:: Exercise data

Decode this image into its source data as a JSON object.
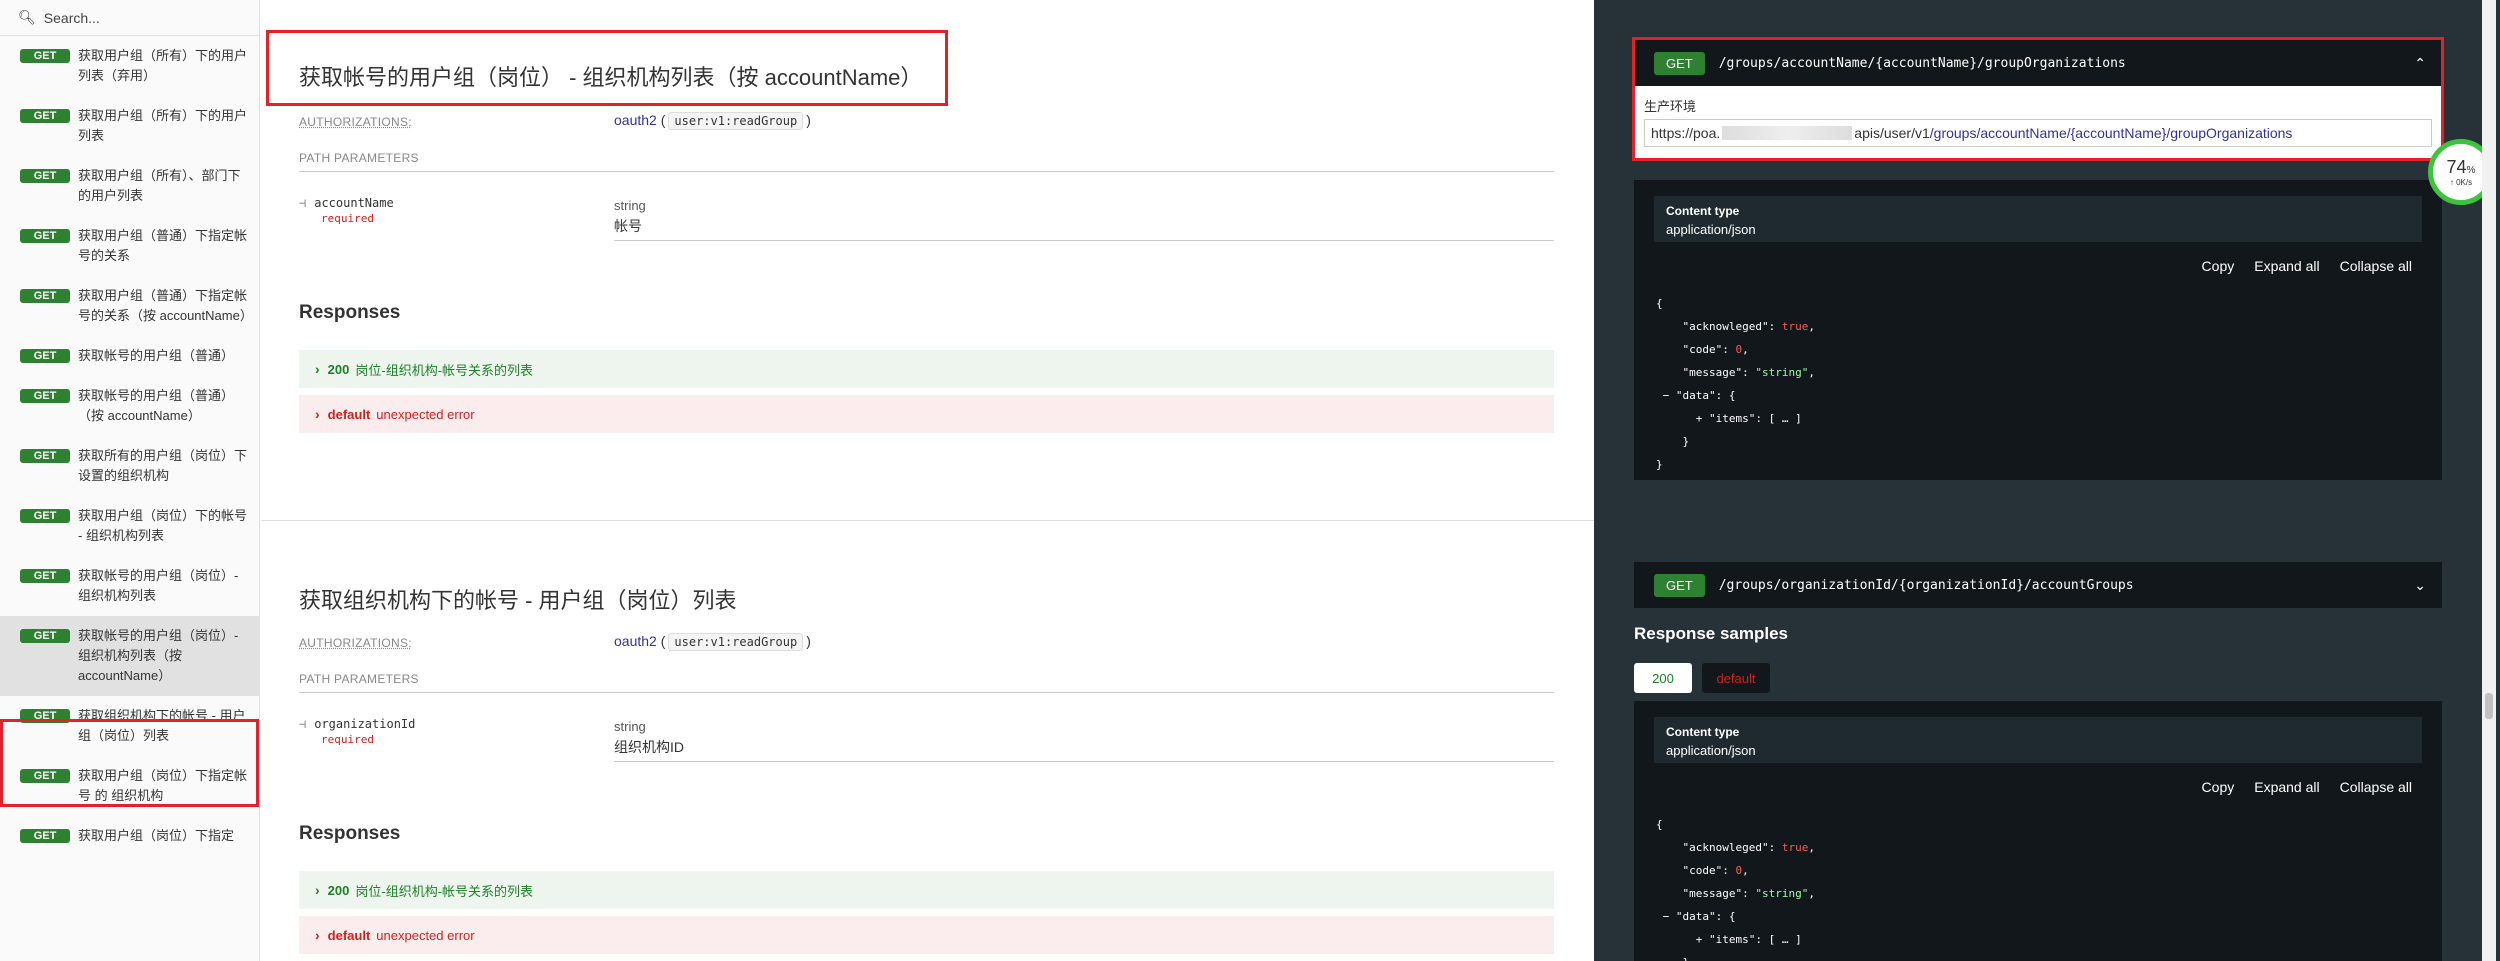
{
  "sidebar": {
    "search_placeholder": "Search...",
    "items": [
      {
        "method": "GET",
        "label": "获取用户组（所有）下的用户列表（弃用）"
      },
      {
        "method": "GET",
        "label": "获取用户组（所有）下的用户列表"
      },
      {
        "method": "GET",
        "label": "获取用户组（所有）、部门下的用户列表"
      },
      {
        "method": "GET",
        "label": "获取用户组（普通）下指定帐号的关系"
      },
      {
        "method": "GET",
        "label": "获取用户组（普通）下指定帐号的关系（按 accountName）"
      },
      {
        "method": "GET",
        "label": "获取帐号的用户组（普通）"
      },
      {
        "method": "GET",
        "label": "获取帐号的用户组（普通）（按 accountName）"
      },
      {
        "method": "GET",
        "label": "获取所有的用户组（岗位）下设置的组织机构"
      },
      {
        "method": "GET",
        "label": "获取用户组（岗位）下的帐号 - 组织机构列表"
      },
      {
        "method": "GET",
        "label": "获取帐号的用户组（岗位）- 组织机构列表"
      },
      {
        "method": "GET",
        "label": "获取帐号的用户组（岗位）- 组织机构列表（按 accountName）"
      },
      {
        "method": "GET",
        "label": "获取组织机构下的帐号 - 用户组（岗位）列表"
      },
      {
        "method": "GET",
        "label": "获取用户组（岗位）下指定帐号 的 组织机构"
      },
      {
        "method": "GET",
        "label": "获取用户组（岗位）下指定"
      }
    ]
  },
  "ops": [
    {
      "title": "获取帐号的用户组（岗位） - 组织机构列表（按 accountName）",
      "auth_label": "AUTHORIZATIONS:",
      "auth_scheme": "oauth2",
      "auth_scope": "user:v1:readGroup",
      "path_params_label": "PATH PARAMETERS",
      "param_name": "accountName",
      "param_required": "required",
      "param_type": "string",
      "param_desc": "帐号",
      "responses_label": "Responses",
      "resp_ok_code": "200",
      "resp_ok_desc": "岗位-组织机构-帐号关系的列表",
      "resp_err_code": "default",
      "resp_err_desc": "unexpected error"
    },
    {
      "title": "获取组织机构下的帐号 - 用户组（岗位）列表",
      "auth_label": "AUTHORIZATIONS:",
      "auth_scheme": "oauth2",
      "auth_scope": "user:v1:readGroup",
      "path_params_label": "PATH PARAMETERS",
      "param_name": "organizationId",
      "param_required": "required",
      "param_type": "string",
      "param_desc": "组织机构ID",
      "responses_label": "Responses",
      "resp_ok_code": "200",
      "resp_ok_desc": "岗位-组织机构-帐号关系的列表",
      "resp_err_code": "default",
      "resp_err_desc": "unexpected error"
    }
  ],
  "right": {
    "endpoints": [
      {
        "method": "GET",
        "path": "/groups/accountName/{accountName}/groupOrganizations",
        "chevron": "⌃"
      },
      {
        "method": "GET",
        "path": "/groups/organizationId/{organizationId}/accountGroups",
        "chevron": "⌄"
      }
    ],
    "server_env": "生产环境",
    "server_url_a": "https://poa.",
    "server_url_mid": "apis/user/v1",
    "server_url_b": "/groups/accountName/{accountName}/groupOrganizations",
    "samples_title": "Response samples",
    "tab_200": "200",
    "tab_default": "default",
    "content_type_label": "Content type",
    "content_type_value": "application/json",
    "actions": {
      "copy": "Copy",
      "expand": "Expand all",
      "collapse": "Collapse all"
    }
  },
  "widget": {
    "pct": "74",
    "pct_unit": "%",
    "rate": "↑ 0K/s"
  },
  "colors": {
    "get_green": "#2f8132",
    "highlight_red": "#e0232b",
    "panel_dark": "#263238",
    "code_dark": "#11171a"
  }
}
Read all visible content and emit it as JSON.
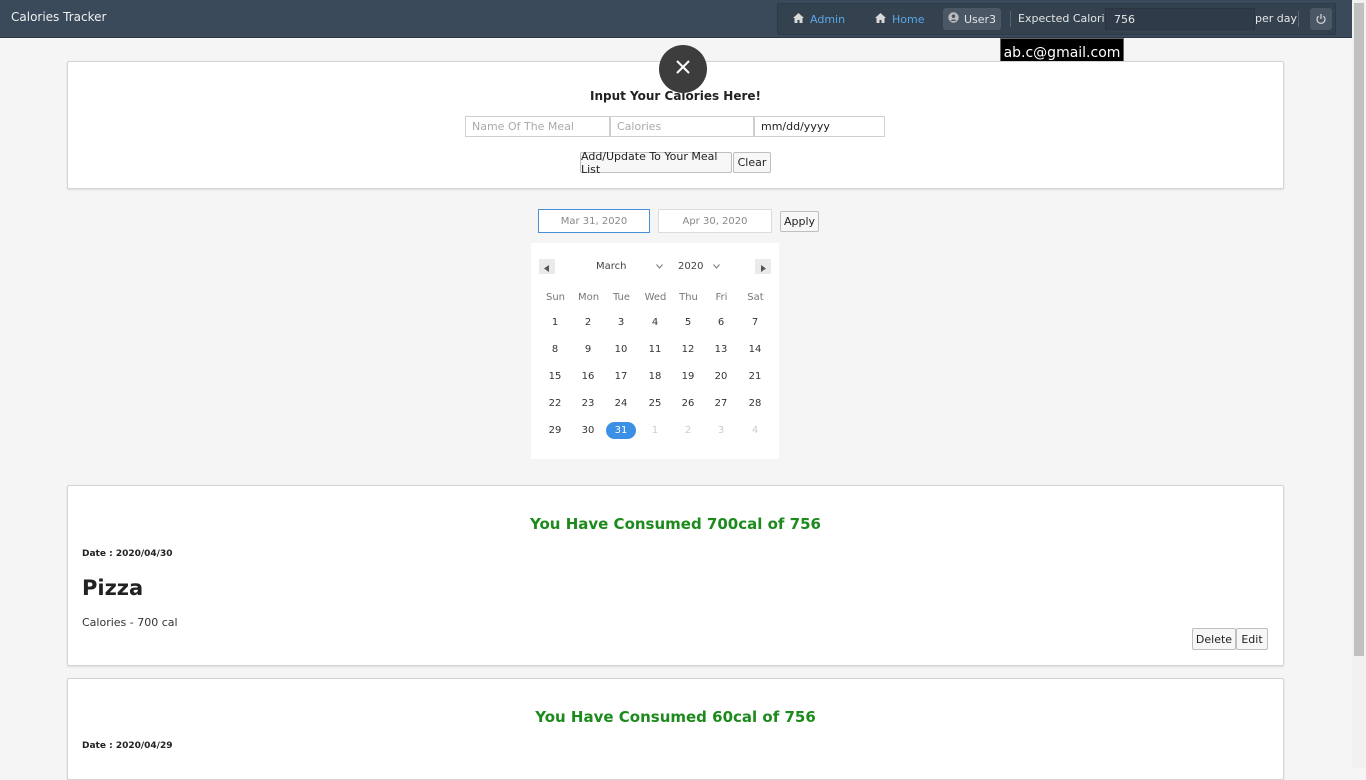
{
  "app": {
    "title": "Calories Tracker"
  },
  "nav": {
    "admin": "Admin",
    "home": "Home",
    "user": "User3",
    "expected_label": "Expected Calories",
    "expected_value": "756",
    "per_day": "per day",
    "tooltip_email": "ab.c@gmail.com"
  },
  "input_form": {
    "title": "Input Your Calories Here!",
    "meal_placeholder": "Name Of The Meal",
    "calories_placeholder": "Calories",
    "date_placeholder": "mm/dd/yyyy",
    "add_button": "Add/Update To Your Meal List",
    "clear_button": "Clear"
  },
  "date_range": {
    "start": "Mar 31, 2020",
    "end": "Apr 30, 2020",
    "apply": "Apply"
  },
  "calendar": {
    "month": "March",
    "year": "2020",
    "weekdays": [
      "Sun",
      "Mon",
      "Tue",
      "Wed",
      "Thu",
      "Fri",
      "Sat"
    ],
    "weeks": [
      [
        "1",
        "2",
        "3",
        "4",
        "5",
        "6",
        "7"
      ],
      [
        "8",
        "9",
        "10",
        "11",
        "12",
        "13",
        "14"
      ],
      [
        "15",
        "16",
        "17",
        "18",
        "19",
        "20",
        "21"
      ],
      [
        "22",
        "23",
        "24",
        "25",
        "26",
        "27",
        "28"
      ],
      [
        "29",
        "30",
        "31",
        "1",
        "2",
        "3",
        "4"
      ]
    ],
    "selected": "31",
    "accent_color": "#3b8fe5"
  },
  "entries": [
    {
      "consumed": "You Have Consumed 700cal of 756",
      "date": "Date : 2020/04/30",
      "meal": "Pizza",
      "calories": "Calories - 700 cal",
      "delete": "Delete",
      "edit": "Edit"
    },
    {
      "consumed": "You Have Consumed 60cal of 756",
      "date": "Date : 2020/04/29"
    }
  ],
  "colors": {
    "topbar": "#3a4a5a",
    "consumed_text": "#1c8a1c",
    "link": "#5aa8e8"
  }
}
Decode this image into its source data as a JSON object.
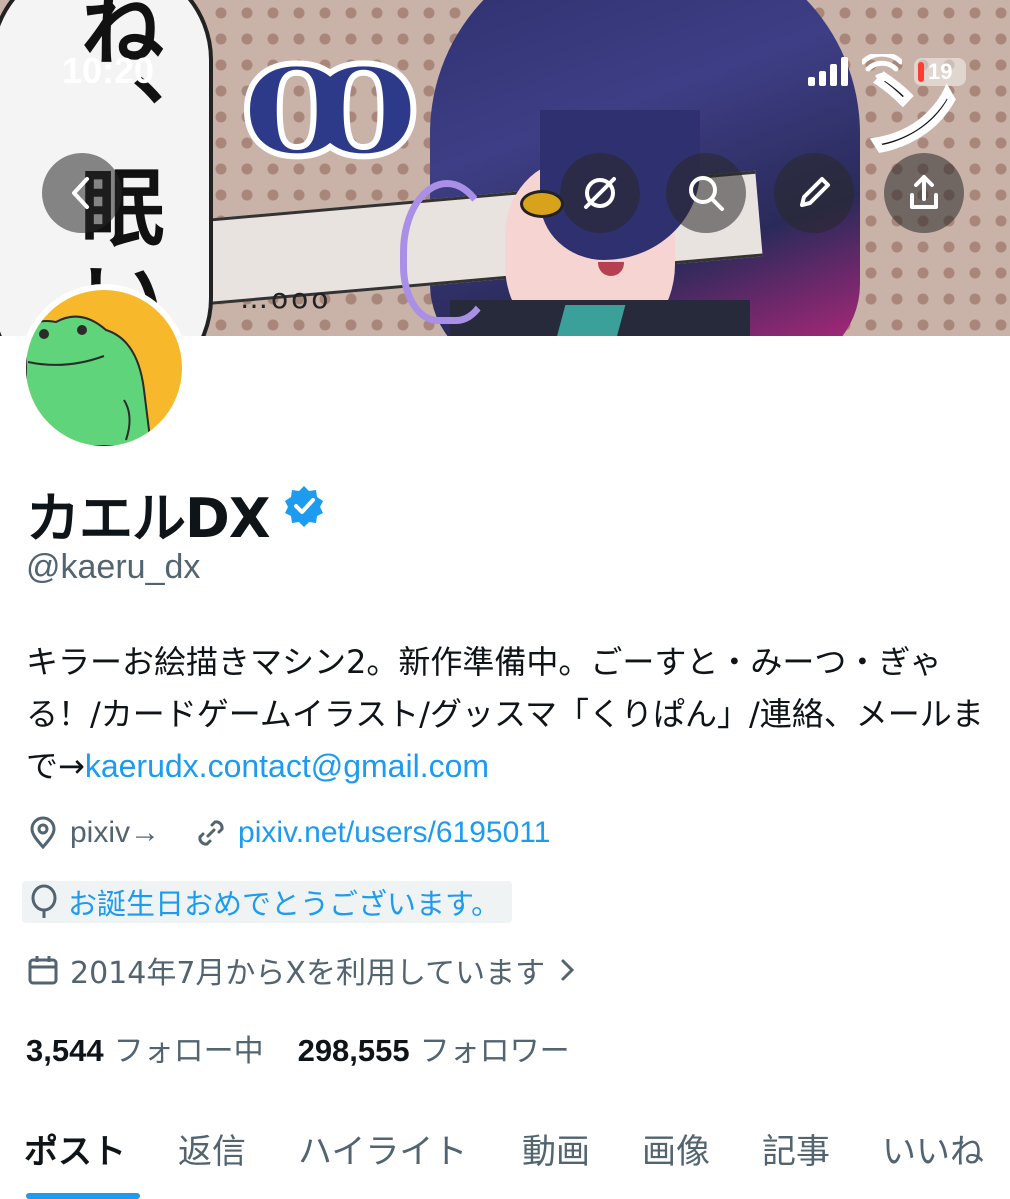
{
  "status_bar": {
    "time": "10:20",
    "battery": "19",
    "battery_color": "#ff3b30"
  },
  "banner": {
    "bubble_text": "ね、眠い",
    "dots": "…ooo",
    "right_text": "ンと、ン"
  },
  "header_buttons": {
    "back_icon": "chevron-left-icon",
    "grok_icon": "grok-icon",
    "search_icon": "search-icon",
    "edit_icon": "pencil-icon",
    "share_icon": "share-icon"
  },
  "profile": {
    "display_name": "カエルDX",
    "handle": "@kaeru_dx",
    "bio_text": "キラーお絵描きマシン2。新作準備中。ごーすと・みーつ・ぎゃる！/カードゲームイラスト/グッスマ「くりぱん」/連絡、メールまで→",
    "bio_link": "kaerudx.contact@gmail.com",
    "location": "pixiv→",
    "website": "pixiv.net/users/6195011",
    "birthday": "お誕生日おめでとうございます。",
    "joined": "2014年7月からXを利用しています",
    "following_count": "3,544",
    "following_label": "フォロー中",
    "followers_count": "298,555",
    "followers_label": "フォロワー"
  },
  "tabs": [
    "ポスト",
    "返信",
    "ハイライト",
    "動画",
    "画像",
    "記事",
    "いいね"
  ],
  "active_tab": "ポスト",
  "colors": {
    "accent": "#1d9bf0",
    "text_primary": "#0f1419",
    "text_secondary": "#536471",
    "avatar_bg": "#f7b92b",
    "frog": "#5fd47a"
  }
}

::::

• _Exercise description_: Copy the material exactly. Do not include the pictures.

• _Response_:
Decode this image into its source data as a JSON object.
{
  "sidebar": {
    "search_placeholder": "Search...",
    "items": [
      {
        "method": "GET",
        "label": "获取用户组（所有）下的用户列表（弃用）"
      },
      {
        "method": "GET",
        "label": "获取用户组（所有）下的用户列表"
      },
      {
        "method": "GET",
        "label": "获取用户组（所有）、部门下的用户列表"
      },
      {
        "method": "GET",
        "label": "获取用户组（普通）下指定帐号的关系"
      },
      {
        "method": "GET",
        "label": "获取用户组（普通）下指定帐号的关系（按 accountName）"
      },
      {
        "method": "GET",
        "label": "获取帐号的用户组（普通）"
      },
      {
        "method": "GET",
        "label": "获取帐号的用户组（普通）（按 accountName）"
      },
      {
        "method": "GET",
        "label": "获取所有的用户组（岗位）下设置的组织机构"
      },
      {
        "method": "GET",
        "label": "获取用户组（岗位）下的帐号 - 组织机构列表"
      },
      {
        "method": "GET",
        "label": "获取帐号的用户组（岗位）- 组织机构列表"
      },
      {
        "method": "GET",
        "label": "获取帐号的用户组（岗位）- 组织机构列表（按 accountName）"
      },
      {
        "method": "GET",
        "label": "获取组织机构下的帐号 - 用户组（岗位）列表"
      },
      {
        "method": "GET",
        "label": "获取用户组（岗位）下指定帐号 的 组织机构"
      },
      {
        "method": "GET",
        "label": "获取用户组（岗位）下指定"
      }
    ]
  },
  "ops": [
    {
      "title": "获取帐号的用户组（岗位） - 组织机构列表（按 accountName）",
      "auth_label": "AUTHORIZATIONS:",
      "auth_scheme": "oauth2",
      "auth_scope": "user:v1:readGroup",
      "path_params_label": "PATH PARAMETERS",
      "param_name": "accountName",
      "param_required": "required",
      "param_type": "string",
      "param_desc": "帐号",
      "responses_label": "Responses",
      "resp_ok_code": "200",
      "resp_ok_desc": "岗位-组织机构-帐号关系的列表",
      "resp_err_code": "default",
      "resp_err_desc": "unexpected error"
    },
    {
      "title": "获取组织机构下的帐号 - 用户组（岗位）列表",
      "auth_label": "AUTHORIZATIONS:",
      "auth_scheme": "oauth2",
      "auth_scope": "user:v1:readGroup",
      "path_params_label": "PATH PARAMETERS",
      "param_name": "organizationId",
      "param_required": "required",
      "param_type": "string",
      "param_desc": "组织机构ID",
      "responses_label": "Responses",
      "resp_ok_code": "200",
      "resp_ok_desc": "岗位-组织机构-帐号关系的列表",
      "resp_err_code": "default",
      "resp_err_desc": "unexpected error"
    }
  ],
  "right": {
    "endpoints": [
      {
        "method": "GET",
        "path": "/groups/accountName/{accountName}/groupOrganizations",
        "chevron": "⌃"
      },
      {
        "method": "GET",
        "path": "/groups/organizationId/{organizationId}/accountGroups",
        "chevron": "⌄"
      }
    ],
    "server_env": "生产环境",
    "server_url_a": "https://poa.",
    "server_url_mid": "apis/user/v1",
    "server_url_b": "/groups/accountName/{accountName}/groupOrganizations",
    "samples_title": "Response samples",
    "tab_200": "200",
    "tab_default": "default",
    "content_type_label": "Content type",
    "content_type_value": "application/json",
    "actions": {
      "copy": "Copy",
      "expand": "Expand all",
      "collapse": "Collapse all"
    }
  },
  "widget": {
    "pct": "74",
    "pct_unit": "%",
    "rate": "↑ 0K/s"
  },
  "colors": {
    "get_green": "#2f8132",
    "highlight_red": "#e0232b",
    "panel_dark": "#263238",
    "code_dark": "#11171a"
  }
}
Read all visible content and emit it as JSON.
{
  "app": {
    "title": "Calories Tracker"
  },
  "nav": {
    "admin": "Admin",
    "home": "Home",
    "user": "User3",
    "expected_label": "Expected Calories",
    "expected_value": "756",
    "per_day": "per day",
    "tooltip_email": "ab.c@gmail.com"
  },
  "input_form": {
    "title": "Input Your Calories Here!",
    "meal_placeholder": "Name Of The Meal",
    "calories_placeholder": "Calories",
    "date_placeholder": "mm/dd/yyyy",
    "add_button": "Add/Update To Your Meal List",
    "clear_button": "Clear"
  },
  "date_range": {
    "start": "Mar 31, 2020",
    "end": "Apr 30, 2020",
    "apply": "Apply"
  },
  "calendar": {
    "month": "March",
    "year": "2020",
    "weekdays": [
      "Sun",
      "Mon",
      "Tue",
      "Wed",
      "Thu",
      "Fri",
      "Sat"
    ],
    "weeks": [
      [
        "1",
        "2",
        "3",
        "4",
        "5",
        "6",
        "7"
      ],
      [
        "8",
        "9",
        "10",
        "11",
        "12",
        "13",
        "14"
      ],
      [
        "15",
        "16",
        "17",
        "18",
        "19",
        "20",
        "21"
      ],
      [
        "22",
        "23",
        "24",
        "25",
        "26",
        "27",
        "28"
      ],
      [
        "29",
        "30",
        "31",
        "1",
        "2",
        "3",
        "4"
      ]
    ],
    "selected": "31",
    "accent_color": "#3b8fe5"
  },
  "entries": [
    {
      "consumed": "You Have Consumed 700cal of 756",
      "date": "Date : 2020/04/30",
      "meal": "Pizza",
      "calories": "Calories - 700 cal",
      "delete": "Delete",
      "edit": "Edit"
    },
    {
      "consumed": "You Have Consumed 60cal of 756",
      "date": "Date : 2020/04/29"
    }
  ],
  "colors": {
    "topbar": "#3a4a5a",
    "consumed_text": "#1c8a1c",
    "link": "#5aa8e8"
  }
}
Decode this image into its source data as a JSON object.
{
  "status_bar": {
    "time": "10:20",
    "battery": "19",
    "battery_color": "#ff3b30"
  },
  "banner": {
    "bubble_text": "ね、眠い",
    "dots": "…ooo",
    "right_text": "ンと、ン"
  },
  "header_buttons": {
    "back_icon": "chevron-left-icon",
    "grok_icon": "grok-icon",
    "search_icon": "search-icon",
    "edit_icon": "pencil-icon",
    "share_icon": "share-icon"
  },
  "profile": {
    "display_name": "カエルDX",
    "handle": "@kaeru_dx",
    "bio_text": "キラーお絵描きマシン2。新作準備中。ごーすと・みーつ・ぎゃる！/カードゲームイラスト/グッスマ「くりぱん」/連絡、メールまで→",
    "bio_link": "kaerudx.contact@gmail.com",
    "location": "pixiv→",
    "website": "pixiv.net/users/6195011",
    "birthday": "お誕生日おめでとうございます。",
    "joined": "2014年7月からXを利用しています",
    "following_count": "3,544",
    "following_label": "フォロー中",
    "followers_count": "298,555",
    "followers_label": "フォロワー"
  },
  "tabs": [
    "ポスト",
    "返信",
    "ハイライト",
    "動画",
    "画像",
    "記事",
    "いいね"
  ],
  "active_tab": "ポスト",
  "colors": {
    "accent": "#1d9bf0",
    "text_primary": "#0f1419",
    "text_secondary": "#536471",
    "avatar_bg": "#f7b92b",
    "frog": "#5fd47a"
  }
}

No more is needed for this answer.